* _What to do_
Gather from the listing below each line that includes the word "allocation", and copy it.

### Records shown

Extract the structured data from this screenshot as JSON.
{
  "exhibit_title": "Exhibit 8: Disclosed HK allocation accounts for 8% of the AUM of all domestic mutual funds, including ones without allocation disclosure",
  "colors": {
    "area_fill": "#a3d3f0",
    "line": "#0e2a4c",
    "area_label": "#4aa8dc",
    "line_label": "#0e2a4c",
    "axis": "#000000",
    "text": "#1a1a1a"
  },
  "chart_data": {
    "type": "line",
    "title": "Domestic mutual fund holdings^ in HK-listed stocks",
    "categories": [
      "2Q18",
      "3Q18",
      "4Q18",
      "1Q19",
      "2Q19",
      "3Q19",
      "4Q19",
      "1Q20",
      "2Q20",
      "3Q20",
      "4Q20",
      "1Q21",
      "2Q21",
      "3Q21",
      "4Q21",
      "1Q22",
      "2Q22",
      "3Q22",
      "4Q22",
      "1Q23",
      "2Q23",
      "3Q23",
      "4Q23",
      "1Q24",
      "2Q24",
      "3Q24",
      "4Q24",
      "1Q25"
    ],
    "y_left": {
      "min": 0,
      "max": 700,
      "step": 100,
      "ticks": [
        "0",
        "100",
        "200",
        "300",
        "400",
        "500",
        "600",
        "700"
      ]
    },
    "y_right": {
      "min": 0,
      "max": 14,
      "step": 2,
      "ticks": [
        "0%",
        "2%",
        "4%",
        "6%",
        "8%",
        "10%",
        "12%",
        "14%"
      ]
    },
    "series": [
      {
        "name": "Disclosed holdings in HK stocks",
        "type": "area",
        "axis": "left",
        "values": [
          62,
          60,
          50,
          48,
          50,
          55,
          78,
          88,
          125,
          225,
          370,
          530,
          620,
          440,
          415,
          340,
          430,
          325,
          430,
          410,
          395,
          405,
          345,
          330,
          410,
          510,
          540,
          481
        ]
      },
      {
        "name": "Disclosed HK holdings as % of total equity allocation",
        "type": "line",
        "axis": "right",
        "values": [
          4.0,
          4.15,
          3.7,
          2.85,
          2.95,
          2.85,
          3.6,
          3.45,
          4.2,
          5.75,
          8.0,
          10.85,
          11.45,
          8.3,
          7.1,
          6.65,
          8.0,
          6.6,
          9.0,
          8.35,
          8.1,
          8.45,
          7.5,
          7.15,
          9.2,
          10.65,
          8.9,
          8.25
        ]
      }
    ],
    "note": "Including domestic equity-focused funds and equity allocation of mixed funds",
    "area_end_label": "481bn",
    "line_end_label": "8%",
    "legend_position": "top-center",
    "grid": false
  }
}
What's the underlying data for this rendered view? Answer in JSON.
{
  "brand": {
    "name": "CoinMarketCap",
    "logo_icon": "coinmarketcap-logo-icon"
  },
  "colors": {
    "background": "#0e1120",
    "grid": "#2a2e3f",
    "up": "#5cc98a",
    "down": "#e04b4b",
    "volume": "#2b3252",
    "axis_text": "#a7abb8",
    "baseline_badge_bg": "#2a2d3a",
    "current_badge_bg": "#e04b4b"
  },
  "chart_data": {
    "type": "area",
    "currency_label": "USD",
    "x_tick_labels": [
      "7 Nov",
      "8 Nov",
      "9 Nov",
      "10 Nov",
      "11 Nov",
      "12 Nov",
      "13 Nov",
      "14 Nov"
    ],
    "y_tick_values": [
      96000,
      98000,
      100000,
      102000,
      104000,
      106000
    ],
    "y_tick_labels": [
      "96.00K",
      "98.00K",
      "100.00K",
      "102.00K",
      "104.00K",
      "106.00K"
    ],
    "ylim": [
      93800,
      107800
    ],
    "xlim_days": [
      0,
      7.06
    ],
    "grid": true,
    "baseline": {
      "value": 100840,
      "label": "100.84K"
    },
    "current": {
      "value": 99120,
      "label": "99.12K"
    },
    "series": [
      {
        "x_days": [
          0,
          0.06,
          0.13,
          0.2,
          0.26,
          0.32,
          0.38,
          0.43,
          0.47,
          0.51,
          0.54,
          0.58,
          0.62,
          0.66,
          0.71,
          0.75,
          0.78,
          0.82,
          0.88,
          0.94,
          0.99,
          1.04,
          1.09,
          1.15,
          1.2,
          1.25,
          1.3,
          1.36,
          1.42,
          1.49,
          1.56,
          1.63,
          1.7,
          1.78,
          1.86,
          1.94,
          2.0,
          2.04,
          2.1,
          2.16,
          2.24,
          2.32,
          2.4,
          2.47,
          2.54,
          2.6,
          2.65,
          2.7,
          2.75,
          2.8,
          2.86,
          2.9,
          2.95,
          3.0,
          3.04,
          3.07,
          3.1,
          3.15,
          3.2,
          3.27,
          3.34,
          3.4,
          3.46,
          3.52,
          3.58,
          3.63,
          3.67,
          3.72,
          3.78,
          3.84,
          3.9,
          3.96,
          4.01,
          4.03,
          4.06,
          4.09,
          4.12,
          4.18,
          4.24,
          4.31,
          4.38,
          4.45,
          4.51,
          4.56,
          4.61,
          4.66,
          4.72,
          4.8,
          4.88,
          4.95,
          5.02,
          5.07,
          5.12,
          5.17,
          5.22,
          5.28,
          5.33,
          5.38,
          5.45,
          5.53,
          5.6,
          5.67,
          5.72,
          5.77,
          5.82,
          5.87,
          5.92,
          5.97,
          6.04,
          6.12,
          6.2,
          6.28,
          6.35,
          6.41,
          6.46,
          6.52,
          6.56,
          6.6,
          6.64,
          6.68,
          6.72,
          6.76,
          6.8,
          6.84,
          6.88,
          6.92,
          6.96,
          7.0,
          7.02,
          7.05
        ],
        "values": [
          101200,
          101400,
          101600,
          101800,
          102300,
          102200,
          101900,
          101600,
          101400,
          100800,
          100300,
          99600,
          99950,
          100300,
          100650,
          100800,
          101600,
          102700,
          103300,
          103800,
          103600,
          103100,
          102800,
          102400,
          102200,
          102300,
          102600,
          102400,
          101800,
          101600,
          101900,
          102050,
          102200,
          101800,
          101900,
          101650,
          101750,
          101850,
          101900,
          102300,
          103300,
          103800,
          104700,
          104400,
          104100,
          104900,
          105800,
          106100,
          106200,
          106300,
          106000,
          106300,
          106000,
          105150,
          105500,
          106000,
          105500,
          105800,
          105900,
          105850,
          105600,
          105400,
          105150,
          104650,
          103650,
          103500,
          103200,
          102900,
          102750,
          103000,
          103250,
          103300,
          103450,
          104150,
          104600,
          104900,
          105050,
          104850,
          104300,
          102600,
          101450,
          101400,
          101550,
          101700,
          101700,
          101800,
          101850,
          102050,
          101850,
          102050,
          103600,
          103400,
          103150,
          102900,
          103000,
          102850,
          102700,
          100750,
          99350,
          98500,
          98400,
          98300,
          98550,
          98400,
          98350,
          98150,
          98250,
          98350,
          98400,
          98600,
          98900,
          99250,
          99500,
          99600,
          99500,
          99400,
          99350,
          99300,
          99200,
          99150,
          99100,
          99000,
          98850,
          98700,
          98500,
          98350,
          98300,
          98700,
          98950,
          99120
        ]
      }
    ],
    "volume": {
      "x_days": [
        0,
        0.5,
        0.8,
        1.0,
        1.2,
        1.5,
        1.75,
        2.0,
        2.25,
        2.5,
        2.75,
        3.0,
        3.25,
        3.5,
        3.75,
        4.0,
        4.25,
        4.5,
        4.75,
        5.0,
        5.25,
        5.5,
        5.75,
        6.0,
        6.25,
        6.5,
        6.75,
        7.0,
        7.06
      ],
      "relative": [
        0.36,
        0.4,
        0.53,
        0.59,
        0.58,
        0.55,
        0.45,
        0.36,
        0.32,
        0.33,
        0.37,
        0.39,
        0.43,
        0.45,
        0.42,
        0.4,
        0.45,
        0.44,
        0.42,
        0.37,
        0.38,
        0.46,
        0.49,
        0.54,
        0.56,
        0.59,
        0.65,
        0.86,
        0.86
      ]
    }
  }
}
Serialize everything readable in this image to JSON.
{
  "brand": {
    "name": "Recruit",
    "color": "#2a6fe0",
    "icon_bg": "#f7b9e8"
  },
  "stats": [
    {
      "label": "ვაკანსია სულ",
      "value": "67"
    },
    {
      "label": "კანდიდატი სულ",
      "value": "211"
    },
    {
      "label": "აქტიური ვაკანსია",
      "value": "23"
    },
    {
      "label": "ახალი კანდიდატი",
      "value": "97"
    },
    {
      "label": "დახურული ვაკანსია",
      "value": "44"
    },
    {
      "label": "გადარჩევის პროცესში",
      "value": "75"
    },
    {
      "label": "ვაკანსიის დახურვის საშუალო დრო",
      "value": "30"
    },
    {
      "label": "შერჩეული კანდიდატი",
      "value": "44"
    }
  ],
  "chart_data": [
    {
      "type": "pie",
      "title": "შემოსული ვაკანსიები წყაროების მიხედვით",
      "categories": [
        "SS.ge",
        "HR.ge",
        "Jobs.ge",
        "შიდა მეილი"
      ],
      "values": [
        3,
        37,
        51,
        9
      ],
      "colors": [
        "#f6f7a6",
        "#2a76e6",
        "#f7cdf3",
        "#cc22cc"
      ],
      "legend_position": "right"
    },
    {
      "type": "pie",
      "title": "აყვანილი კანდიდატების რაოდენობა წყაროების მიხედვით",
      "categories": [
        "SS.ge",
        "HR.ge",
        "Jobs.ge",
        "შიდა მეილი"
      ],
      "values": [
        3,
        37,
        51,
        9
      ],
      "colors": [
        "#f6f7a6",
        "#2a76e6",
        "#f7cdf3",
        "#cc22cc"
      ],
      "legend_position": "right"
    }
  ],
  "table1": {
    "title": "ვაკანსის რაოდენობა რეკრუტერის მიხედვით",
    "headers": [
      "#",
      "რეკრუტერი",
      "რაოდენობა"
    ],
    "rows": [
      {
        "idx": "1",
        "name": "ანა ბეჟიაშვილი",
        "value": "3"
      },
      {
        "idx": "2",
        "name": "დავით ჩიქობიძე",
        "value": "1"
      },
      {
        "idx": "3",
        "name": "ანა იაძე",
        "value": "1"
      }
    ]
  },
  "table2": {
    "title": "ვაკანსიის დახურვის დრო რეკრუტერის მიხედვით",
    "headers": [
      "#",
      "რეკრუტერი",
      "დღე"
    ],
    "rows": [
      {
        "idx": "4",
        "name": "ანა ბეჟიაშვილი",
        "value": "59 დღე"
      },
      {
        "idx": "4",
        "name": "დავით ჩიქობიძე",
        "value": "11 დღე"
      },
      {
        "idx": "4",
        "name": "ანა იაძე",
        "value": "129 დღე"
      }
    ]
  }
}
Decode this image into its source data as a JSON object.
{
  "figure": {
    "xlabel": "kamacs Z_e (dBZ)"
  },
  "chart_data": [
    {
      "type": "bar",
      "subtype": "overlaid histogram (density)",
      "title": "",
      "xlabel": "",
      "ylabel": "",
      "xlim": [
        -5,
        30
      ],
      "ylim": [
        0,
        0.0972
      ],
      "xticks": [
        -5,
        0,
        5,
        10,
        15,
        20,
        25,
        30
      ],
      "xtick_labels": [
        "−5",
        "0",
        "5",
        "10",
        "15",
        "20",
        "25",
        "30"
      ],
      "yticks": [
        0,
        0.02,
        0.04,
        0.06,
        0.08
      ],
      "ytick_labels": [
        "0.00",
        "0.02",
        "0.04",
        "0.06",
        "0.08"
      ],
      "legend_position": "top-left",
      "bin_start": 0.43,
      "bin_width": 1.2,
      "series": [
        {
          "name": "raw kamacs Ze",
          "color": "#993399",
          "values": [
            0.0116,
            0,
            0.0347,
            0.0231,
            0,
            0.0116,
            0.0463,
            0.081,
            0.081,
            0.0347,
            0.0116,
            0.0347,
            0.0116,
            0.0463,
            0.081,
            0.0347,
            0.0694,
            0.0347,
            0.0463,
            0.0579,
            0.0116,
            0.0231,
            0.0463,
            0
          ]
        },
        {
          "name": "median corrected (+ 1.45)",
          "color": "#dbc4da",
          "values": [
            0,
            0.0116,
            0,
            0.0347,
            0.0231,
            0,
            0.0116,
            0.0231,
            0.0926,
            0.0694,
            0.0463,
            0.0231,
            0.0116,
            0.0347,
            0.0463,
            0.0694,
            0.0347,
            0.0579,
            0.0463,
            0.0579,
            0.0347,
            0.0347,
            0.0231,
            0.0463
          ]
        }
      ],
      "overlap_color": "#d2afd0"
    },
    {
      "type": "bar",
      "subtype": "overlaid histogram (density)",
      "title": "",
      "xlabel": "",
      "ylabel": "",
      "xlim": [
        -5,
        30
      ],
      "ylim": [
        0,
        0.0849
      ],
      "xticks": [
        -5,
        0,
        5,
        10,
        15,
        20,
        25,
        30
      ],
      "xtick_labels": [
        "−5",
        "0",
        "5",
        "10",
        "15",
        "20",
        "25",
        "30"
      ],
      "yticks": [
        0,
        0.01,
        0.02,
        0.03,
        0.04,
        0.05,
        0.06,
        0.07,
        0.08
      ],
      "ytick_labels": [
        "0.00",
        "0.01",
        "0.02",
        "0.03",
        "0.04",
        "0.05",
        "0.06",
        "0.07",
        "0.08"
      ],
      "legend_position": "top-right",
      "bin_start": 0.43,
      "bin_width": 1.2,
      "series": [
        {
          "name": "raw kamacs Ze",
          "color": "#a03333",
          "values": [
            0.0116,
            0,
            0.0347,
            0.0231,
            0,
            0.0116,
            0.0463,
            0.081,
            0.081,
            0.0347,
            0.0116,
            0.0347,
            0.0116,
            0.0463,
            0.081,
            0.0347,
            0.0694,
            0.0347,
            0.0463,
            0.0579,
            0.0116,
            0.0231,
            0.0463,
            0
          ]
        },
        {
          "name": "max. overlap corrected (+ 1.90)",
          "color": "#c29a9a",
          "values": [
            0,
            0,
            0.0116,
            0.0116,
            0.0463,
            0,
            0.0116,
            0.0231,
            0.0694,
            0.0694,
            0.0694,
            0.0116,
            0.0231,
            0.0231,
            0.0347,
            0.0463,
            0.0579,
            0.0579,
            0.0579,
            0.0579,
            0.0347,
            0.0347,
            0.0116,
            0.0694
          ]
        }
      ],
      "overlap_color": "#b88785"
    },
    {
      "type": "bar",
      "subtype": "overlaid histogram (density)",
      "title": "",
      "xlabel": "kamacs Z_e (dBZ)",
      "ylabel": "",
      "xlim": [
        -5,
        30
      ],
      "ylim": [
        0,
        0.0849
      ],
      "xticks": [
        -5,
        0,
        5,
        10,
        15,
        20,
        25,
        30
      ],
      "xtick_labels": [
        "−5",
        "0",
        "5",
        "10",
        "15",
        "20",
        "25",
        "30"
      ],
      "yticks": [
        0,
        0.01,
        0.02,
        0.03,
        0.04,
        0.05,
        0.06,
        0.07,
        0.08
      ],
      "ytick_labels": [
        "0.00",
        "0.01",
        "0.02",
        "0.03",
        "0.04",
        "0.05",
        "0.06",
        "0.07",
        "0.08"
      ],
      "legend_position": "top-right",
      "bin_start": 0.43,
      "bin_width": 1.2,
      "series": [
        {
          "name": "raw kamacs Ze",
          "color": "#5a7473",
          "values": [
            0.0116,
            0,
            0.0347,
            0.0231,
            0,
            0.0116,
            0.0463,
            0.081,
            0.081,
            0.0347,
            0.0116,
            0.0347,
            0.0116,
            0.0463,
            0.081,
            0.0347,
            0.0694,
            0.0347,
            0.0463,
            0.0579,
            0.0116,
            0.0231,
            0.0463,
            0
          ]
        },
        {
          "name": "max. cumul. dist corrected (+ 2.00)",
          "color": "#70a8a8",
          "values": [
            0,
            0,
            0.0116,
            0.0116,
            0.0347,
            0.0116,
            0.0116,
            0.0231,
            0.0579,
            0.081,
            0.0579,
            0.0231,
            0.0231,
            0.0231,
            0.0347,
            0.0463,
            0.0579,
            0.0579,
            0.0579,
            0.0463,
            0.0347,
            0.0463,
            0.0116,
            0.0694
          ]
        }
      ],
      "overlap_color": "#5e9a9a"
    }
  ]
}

######

* _Result of this exercise_
  "exhibit_title": "Exhibit 8: Disclosed HK allocation accounts for 8% of the AUM of all domestic mutual funds, including ones without allocation disclosure",
        "name": "Disclosed HK holdings as % of total equity allocation",
    "note": "Including domestic equity-focused funds and equity allocation of mixed funds",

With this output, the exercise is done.